Por Henrique Cortez
A iniciativa dos balanços sociais, decorrente de uma atitude socialmente mais responsável por parte das empresas, foi muito comemorada pelas organizações da sociedade civil. Era um passo importante e definitivo na direção da integração dos interesses e compromissos das empresas com a sociedade e, por conseqüência, com o mercado. Não existe mercado que não esteja ancorado na sociedade. Mas, sempre existe um mas, a realidade ainda está muito longe das expectativas iniciais. O Ibase recomenda um modelo mínimo de balanço social, que dá transparência aos conceitos e indicadores sociais, culturais e ambientais. No entanto, a imensa maioria das empresas \”socialmente responsáveis\” não adota sequer o modelo mínimo do Ibase.
Em uma palestra, na qual discutia conceitos essenciais sobre responsabilidade social, fui questionado se estava pondo em dúvida os balanços sociais. Tive a oportunidade de dizer que, depois dos escândalos contábeis (Enron, Xerox etc.) duvidava de qualquer balanço, inclusive o social. Por força de meu trabalho, acompanho com seriedade os tais balanços sociais e posso afirmar que a maioria é discursiva e enganosa, com maior brilho no texto publicitário do que no conteúdo das ações realizadas. Vejamos alguns casos.

=== Dados fornecidos ===

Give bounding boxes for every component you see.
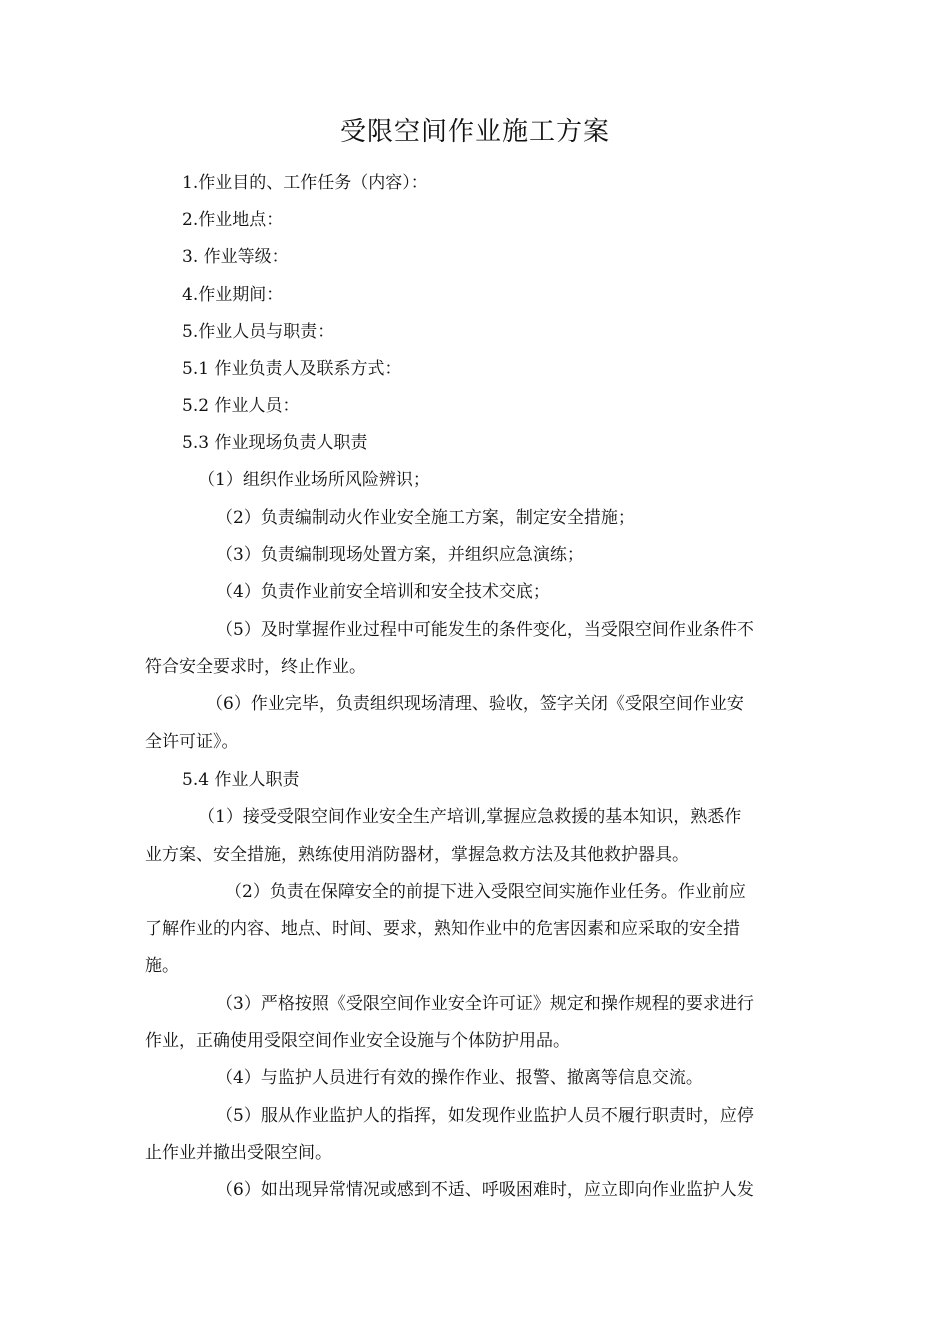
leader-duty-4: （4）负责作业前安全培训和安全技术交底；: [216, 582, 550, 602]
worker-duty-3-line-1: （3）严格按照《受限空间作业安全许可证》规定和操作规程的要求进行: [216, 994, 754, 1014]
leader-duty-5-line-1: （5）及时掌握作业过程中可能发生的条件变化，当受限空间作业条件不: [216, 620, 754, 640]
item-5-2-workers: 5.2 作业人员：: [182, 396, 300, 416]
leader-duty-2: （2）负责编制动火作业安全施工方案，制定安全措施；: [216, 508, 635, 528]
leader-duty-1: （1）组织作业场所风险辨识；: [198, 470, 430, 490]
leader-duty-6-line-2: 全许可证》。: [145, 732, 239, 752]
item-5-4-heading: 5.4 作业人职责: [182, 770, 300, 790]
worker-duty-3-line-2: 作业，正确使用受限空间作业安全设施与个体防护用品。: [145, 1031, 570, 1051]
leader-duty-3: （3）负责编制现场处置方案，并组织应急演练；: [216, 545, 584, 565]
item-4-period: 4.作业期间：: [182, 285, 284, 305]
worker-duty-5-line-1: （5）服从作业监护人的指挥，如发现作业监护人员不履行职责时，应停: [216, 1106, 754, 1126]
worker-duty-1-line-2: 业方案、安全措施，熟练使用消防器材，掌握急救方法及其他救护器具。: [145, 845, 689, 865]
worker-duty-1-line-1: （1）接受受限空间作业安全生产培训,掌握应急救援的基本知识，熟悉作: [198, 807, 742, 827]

=== Tarefa escrita ===
De acordo com o texto sobre balanços sociais, que modelo o Ibase recomenda?

=== Resultado ===
Um modelo mínimo de balanço social, que dá transparência aos conceitos e indicadores sociais, culturais e ambientais.